The data below should be restated word for word, with every picture omitted.
--- begin PROVIDED DATA ---
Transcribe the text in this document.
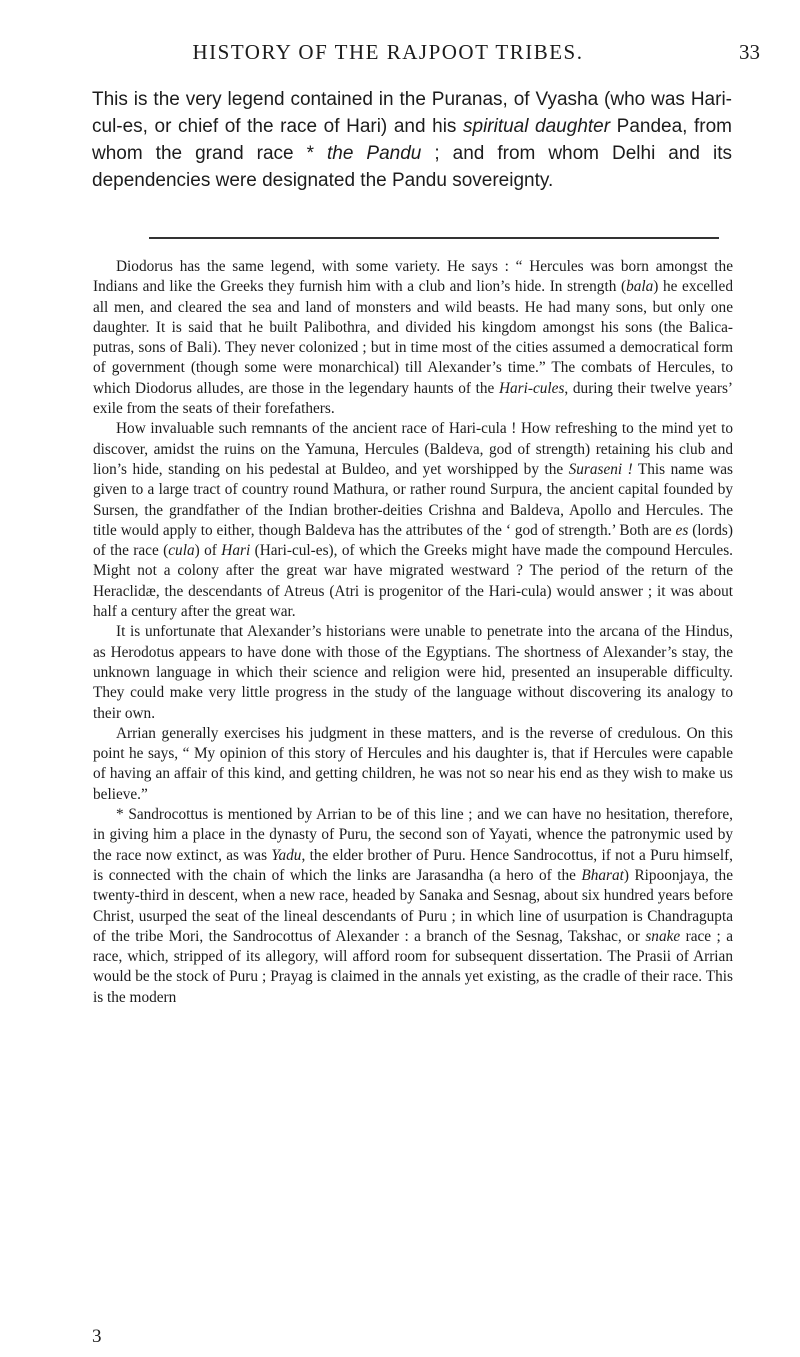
HISTORY OF THE RAJPOOT TRIBES.	33

This is the very legend contained in the Puranas, of Vyasha (who was Hari-cul-es, or chief of the race of Hari) and his spiritual daughter Pandea, from whom the grand race * the Pandu ; and from whom Delhi and its dependencies were designated the Pandu sovereignty.

Diodorus has the same legend, with some variety. He says : “ Hercules was born amongst the Indians and like the Greeks they furnish him with a club and lion’s hide. In strength (bala) he excelled all men, and cleared the sea and land of monsters and wild beasts. He had many sons, but only one daughter. It is said that he built Palibothra, and divided his kingdom amongst his sons (the Balica-putras, sons of Bali). They never colonized ; but in time most of the cities assumed a democratical form of government (though some were monarchical) till Alexander’s time.” The combats of Hercules, to which Diodorus alludes, are those in the legendary haunts of the Hari-cules, during their twelve years’ exile from the seats of their forefathers.

How invaluable such remnants of the ancient race of Hari-cula ! How refreshing to the mind yet to discover, amidst the ruins on the Yamuna, Hercules (Baldeva, god of strength) retaining his club and lion’s hide, standing on his pedestal at Buldeo, and yet worshipped by the Suraseni ! This name was given to a large tract of country round Mathura, or rather round Surpura, the ancient capital founded by Sursen, the grandfather of the Indian brother-deities Crishna and Baldeva, Apollo and Hercules. The title would apply to either, though Baldeva has the attributes of the ‘ god of strength.’ Both are es (lords) of the race (cula) of Hari (Hari-cul-es), of which the Greeks might have made the compound Hercules. Might not a colony after the great war have migrated westward ? The period of the return of the Heraclidæ, the descendants of Atreus (Atri is progenitor of the Hari-cula) would answer ; it was about half a century after the great war.

It is unfortunate that Alexander’s historians were unable to penetrate into the arcana of the Hindus, as Herodotus appears to have done with those of the Egyptians. The shortness of Alexander’s stay, the unknown language in which their science and religion were hid, presented an insuperable difficulty. They could make very little progress in the study of the language without discovering its analogy to their own.

Arrian generally exercises his judgment in these matters, and is the reverse of credulous. On this point he says, “ My opinion of this story of Hercules and his daughter is, that if Hercules were capable of having an affair of this kind, and getting children, he was not so near his end as they wish to make us believe.”

* Sandrocottus is mentioned by Arrian to be of this line ; and we can have no hesitation, therefore, in giving him a place in the dynasty of Puru, the second son of Yayati, whence the patronymic used by the race now extinct, as was Yadu, the elder brother of Puru. Hence Sandrocottus, if not a Puru himself, is connected with the chain of which the links are Jarasandha (a hero of the Bharat) Ripoonjaya, the twenty-third in descent, when a new race, headed by Sanaka and Sesnag, about six hundred years before Christ, usurped the seat of the lineal descendants of Puru ; in which line of usurpation is Chandragupta of the tribe Mori, the Sandrocottus of Alexander : a branch of the Sesnag, Takshac, or snake race ; a race, which, stripped of its allegory, will afford room for subsequent dissertation. The Prasii of Arrian would be the stock of Puru ; Prayag is claimed in the annals yet existing, as the cradle of their race. This is the modern

3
--- end PROVIDED DATA ---
WRITTEN RESPONSE:
Transcribe the text in this document.
HISTORY OF THE RAJPOOT TRIBES.	33

This is the very legend contained in the Puranas, of Vyasha (who was Hari-cul-es, or chief of the race of Hari) and his spiritual daughter Pandea, from whom the grand race * the Pandu ; and from whom Delhi and its dependencies were designated the Pandu sovereignty.

Diodorus has the same legend, with some variety. He says : “ Hercules was born amongst the Indians and like the Greeks they furnish him with a club and lion’s hide. In strength (bala) he excelled all men, and cleared the sea and land of monsters and wild beasts. He had many sons, but only one daughter. It is said that he built Palibothra, and divided his kingdom amongst his sons (the Balica-putras, sons of Bali). They never colonized ; but in time most of the cities assumed a democratical form of government (though some were monarchical) till Alexander’s time.” The combats of Hercules, to which Diodorus alludes, are those in the legendary haunts of the Hari-cules, during their twelve years’ exile from the seats of their forefathers.

How invaluable such remnants of the ancient race of Hari-cula ! How refreshing to the mind yet to discover, amidst the ruins on the Yamuna, Hercules (Baldeva, god of strength) retaining his club and lion’s hide, standing on his pedestal at Buldeo, and yet worshipped by the Suraseni ! This name was given to a large tract of country round Mathura, or rather round Surpura, the ancient capital founded by Sursen, the grandfather of the Indian brother-deities Crishna and Baldeva, Apollo and Hercules. The title would apply to either, though Baldeva has the attributes of the ‘ god of strength.’ Both are es (lords) of the race (cula) of Hari (Hari-cul-es), of which the Greeks might have made the compound Hercules. Might not a colony after the great war have migrated westward ? The period of the return of the Heraclidæ, the descendants of Atreus (Atri is progenitor of the Hari-cula) would answer ; it was about half a century after the great war.

It is unfortunate that Alexander’s historians were unable to penetrate into the arcana of the Hindus, as Herodotus appears to have done with those of the Egyptians. The shortness of Alexander’s stay, the unknown language in which their science and religion were hid, presented an insuperable difficulty. They could make very little progress in the study of the language without discovering its analogy to their own.

Arrian generally exercises his judgment in these matters, and is the reverse of credulous. On this point he says, “ My opinion of this story of Hercules and his daughter is, that if Hercules were capable of having an affair of this kind, and getting children, he was not so near his end as they wish to make us believe.”

* Sandrocottus is mentioned by Arrian to be of this line ; and we can have no hesitation, therefore, in giving him a place in the dynasty of Puru, the second son of Yayati, whence the patronymic used by the race now extinct, as was Yadu, the elder brother of Puru. Hence Sandrocottus, if not a Puru himself, is connected with the chain of which the links are Jarasandha (a hero of the Bharat) Ripoonjaya, the twenty-third in descent, when a new race, headed by Sanaka and Sesnag, about six hundred years before Christ, usurped the seat of the lineal descendants of Puru ; in which line of usurpation is Chandragupta of the tribe Mori, the Sandrocottus of Alexander : a branch of the Sesnag, Takshac, or snake race ; a race, which, stripped of its allegory, will afford room for subsequent dissertation. The Prasii of Arrian would be the stock of Puru ; Prayag is claimed in the annals yet existing, as the cradle of their race. This is the modern

3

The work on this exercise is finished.